Stored records:
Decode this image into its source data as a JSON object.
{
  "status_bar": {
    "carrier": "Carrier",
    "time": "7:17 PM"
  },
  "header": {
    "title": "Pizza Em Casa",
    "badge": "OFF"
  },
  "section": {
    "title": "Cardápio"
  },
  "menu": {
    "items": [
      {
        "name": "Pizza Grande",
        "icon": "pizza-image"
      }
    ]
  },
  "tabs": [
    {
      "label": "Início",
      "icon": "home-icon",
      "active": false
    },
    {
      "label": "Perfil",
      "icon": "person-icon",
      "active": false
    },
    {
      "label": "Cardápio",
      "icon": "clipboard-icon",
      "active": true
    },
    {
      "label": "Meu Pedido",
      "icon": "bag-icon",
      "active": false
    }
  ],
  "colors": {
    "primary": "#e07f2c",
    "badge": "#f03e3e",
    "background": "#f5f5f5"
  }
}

What is asked
Print out every record again, exactly and in full.

Exercise output
Decode this image into its source data as a JSON object.
{
  "status_bar": {
    "carrier": "Carrier",
    "time": "7:17 PM"
  },
  "header": {
    "title": "Pizza Em Casa",
    "badge": "OFF"
  },
  "section": {
    "title": "Cardápio"
  },
  "menu": {
    "items": [
      {
        "name": "Pizza Grande",
        "icon": "pizza-image"
      }
    ]
  },
  "tabs": [
    {
      "label": "Início",
      "icon": "home-icon",
      "active": false
    },
    {
      "label": "Perfil",
      "icon": "person-icon",
      "active": false
    },
    {
      "label": "Cardápio",
      "icon": "clipboard-icon",
      "active": true
    },
    {
      "label": "Meu Pedido",
      "icon": "bag-icon",
      "active": false
    }
  ],
  "colors": {
    "primary": "#e07f2c",
    "badge": "#f03e3e",
    "background": "#f5f5f5"
  }
}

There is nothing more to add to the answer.